* **EXCERPT PROVIDED**:
+++
BSB was synthesized according to the method described by Zhuang et al (2001a, 2001b) with slight modifications. Briefly, the Wittig-Horner-Emmons reaction with 2-methoxy-5-formyl benzoic acid methyl ester and 2-bromo-1,4-bis(diethylphosphonato)xylene provided the coupled product, 1-bromo-2,5-bis(3-methoxycarbonyl-4-methoxy)styrylbenzene, as a 49% yield. After deprotection with a large excess of BBr3 in dichloromethane followed by hydrolysis, BSB was obtained at a 20% overall yield, as a yellowish powder. HPLC analysis (Wakosil II 5C18HG) with a 4:1 (v/v) mixture of acetonitrile and 10 mm phosphate buffer (pH 7.0) as an eluent showed 99% purity, as detected at 254 nm. IR (KBr): 3500, 1680 cm−1, FAB-MS: m/z 481 (M+1), and 1H-NMR (300 MHz, DMSO-d6) spectrum data were in good agreement with results reported by Zhuang et al (2001a, 2001b).

Induction of AA Amyloidosis in Mice

Complete Freund’s adjuvant and Mycobacterium butyricum were from Difco Laboratories (Detroit, Michigan). AA amyloidosis was induced in C57BL/6J mice according to the method of Hoshii et al (1997). Emulsions of complete Freund’s adjuvant with M. butylicum were prepared as follows: equal volumes of complete Freund’s adjuvant and PBS were added to samples of M. butylicum and emulsified in the cold under sterile conditions. Aliquots of 250 μl of emulsion were injected intraperitoneally into the mice.
+++
* **MATERIAL SUPPLIED**:
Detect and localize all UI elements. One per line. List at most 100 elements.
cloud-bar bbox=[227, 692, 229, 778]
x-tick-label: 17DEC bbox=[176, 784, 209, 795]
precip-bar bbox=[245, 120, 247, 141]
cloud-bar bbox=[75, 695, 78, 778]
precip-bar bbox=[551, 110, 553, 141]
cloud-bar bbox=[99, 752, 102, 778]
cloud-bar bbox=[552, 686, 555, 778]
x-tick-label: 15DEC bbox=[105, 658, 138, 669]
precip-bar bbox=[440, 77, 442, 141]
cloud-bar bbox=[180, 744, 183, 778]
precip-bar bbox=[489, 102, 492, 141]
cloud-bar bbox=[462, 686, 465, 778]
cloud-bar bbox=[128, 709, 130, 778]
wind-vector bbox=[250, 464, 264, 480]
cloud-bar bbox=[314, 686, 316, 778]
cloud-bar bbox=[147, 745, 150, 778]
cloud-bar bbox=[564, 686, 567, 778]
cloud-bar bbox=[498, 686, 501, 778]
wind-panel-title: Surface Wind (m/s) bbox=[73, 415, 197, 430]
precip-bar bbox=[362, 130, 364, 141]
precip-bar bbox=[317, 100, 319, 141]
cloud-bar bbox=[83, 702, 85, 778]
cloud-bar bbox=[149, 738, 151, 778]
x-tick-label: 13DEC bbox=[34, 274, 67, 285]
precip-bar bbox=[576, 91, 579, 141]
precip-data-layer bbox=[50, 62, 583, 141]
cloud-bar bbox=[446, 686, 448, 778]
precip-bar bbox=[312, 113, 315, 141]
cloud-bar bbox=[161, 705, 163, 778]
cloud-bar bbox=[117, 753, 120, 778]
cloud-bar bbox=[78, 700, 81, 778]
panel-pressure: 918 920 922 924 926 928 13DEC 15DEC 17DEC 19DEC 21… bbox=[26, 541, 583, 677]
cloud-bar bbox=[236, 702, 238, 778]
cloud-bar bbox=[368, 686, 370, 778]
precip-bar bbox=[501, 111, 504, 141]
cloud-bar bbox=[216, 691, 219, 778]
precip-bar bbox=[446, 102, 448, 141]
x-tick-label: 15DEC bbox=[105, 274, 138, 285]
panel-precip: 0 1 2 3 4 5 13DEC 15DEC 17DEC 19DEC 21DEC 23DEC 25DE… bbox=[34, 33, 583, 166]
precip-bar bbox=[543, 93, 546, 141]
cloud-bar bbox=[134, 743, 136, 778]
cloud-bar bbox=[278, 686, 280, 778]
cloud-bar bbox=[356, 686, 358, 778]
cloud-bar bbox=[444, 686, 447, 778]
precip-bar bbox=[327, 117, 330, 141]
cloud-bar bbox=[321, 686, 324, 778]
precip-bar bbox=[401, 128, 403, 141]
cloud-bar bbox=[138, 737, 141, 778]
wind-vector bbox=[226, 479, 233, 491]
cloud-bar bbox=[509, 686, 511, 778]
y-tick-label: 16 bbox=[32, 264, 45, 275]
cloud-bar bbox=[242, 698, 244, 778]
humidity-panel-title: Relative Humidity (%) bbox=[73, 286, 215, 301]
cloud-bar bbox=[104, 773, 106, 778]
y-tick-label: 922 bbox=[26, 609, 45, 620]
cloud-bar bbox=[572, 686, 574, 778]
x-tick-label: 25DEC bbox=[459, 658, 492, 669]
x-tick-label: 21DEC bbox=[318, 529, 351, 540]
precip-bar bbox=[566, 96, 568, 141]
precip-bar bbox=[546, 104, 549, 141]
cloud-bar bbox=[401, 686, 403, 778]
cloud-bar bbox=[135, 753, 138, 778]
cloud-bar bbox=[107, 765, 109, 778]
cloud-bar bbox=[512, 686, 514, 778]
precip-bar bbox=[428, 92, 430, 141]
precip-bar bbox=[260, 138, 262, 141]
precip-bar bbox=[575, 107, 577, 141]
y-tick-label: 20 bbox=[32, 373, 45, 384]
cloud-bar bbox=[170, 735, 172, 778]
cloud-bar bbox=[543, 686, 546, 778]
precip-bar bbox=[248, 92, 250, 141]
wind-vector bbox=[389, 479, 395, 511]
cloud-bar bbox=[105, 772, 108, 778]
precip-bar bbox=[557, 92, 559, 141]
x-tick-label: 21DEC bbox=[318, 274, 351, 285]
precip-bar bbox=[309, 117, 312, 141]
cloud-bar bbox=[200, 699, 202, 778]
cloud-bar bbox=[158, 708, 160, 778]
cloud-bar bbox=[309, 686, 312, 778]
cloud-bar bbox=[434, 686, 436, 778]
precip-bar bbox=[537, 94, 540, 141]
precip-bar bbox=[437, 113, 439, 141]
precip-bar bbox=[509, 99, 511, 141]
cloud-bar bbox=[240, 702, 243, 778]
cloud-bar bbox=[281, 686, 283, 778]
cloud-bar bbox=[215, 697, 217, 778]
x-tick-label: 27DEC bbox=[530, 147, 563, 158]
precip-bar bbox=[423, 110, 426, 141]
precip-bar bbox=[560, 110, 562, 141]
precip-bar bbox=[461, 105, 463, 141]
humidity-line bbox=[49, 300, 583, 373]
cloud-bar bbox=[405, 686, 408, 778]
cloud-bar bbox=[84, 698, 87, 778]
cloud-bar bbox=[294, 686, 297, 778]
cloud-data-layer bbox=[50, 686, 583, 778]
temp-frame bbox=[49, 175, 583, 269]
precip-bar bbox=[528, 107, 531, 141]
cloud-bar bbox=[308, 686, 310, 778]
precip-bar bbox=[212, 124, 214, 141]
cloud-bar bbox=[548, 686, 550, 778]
+++
* **INSTRUCTIONS**:
1. According to the methods text on BSB synthesis and AA amyloidosis induction, what overall yield of BSB was obtained?
2. Continue the methods text on BSB synthesis and AA amyloidosis induction in mice, starting after its last sentence.

* **TASK-BY-TASK ANSWERS**:
1. 20%, as a yellowish powder.

2.
Injection and In Vivo Characterization of BSB

Four weeks after 250 μl of emulsion was injected into the mice, 200 μl of 0.2% BSB in mouse serum was injected via the tail vein. Six mice were allowed to recover for 24 or 48 hours before they were killed by decapitation, and spleens were removed and frozen. Sections 8- to 10-μm thick were cut by cryostat, dried, and imaged with no additional staining. After sections were imaged, serial sections were stained with Congo red.

Amyloid Formation in Human TTR

Denatured TTR was generated by the procedure of Goldberg et al (1991). To evaluate amyloid fibril formation via partial TTR denaturation, 15 μm TTR was mixed in 50 mm sodium acetate (pH 3.0–4.0) containing 100 mm KCl, with or without 20 μm BSB, and incubated with agitation at 37 °C for 4 weeks.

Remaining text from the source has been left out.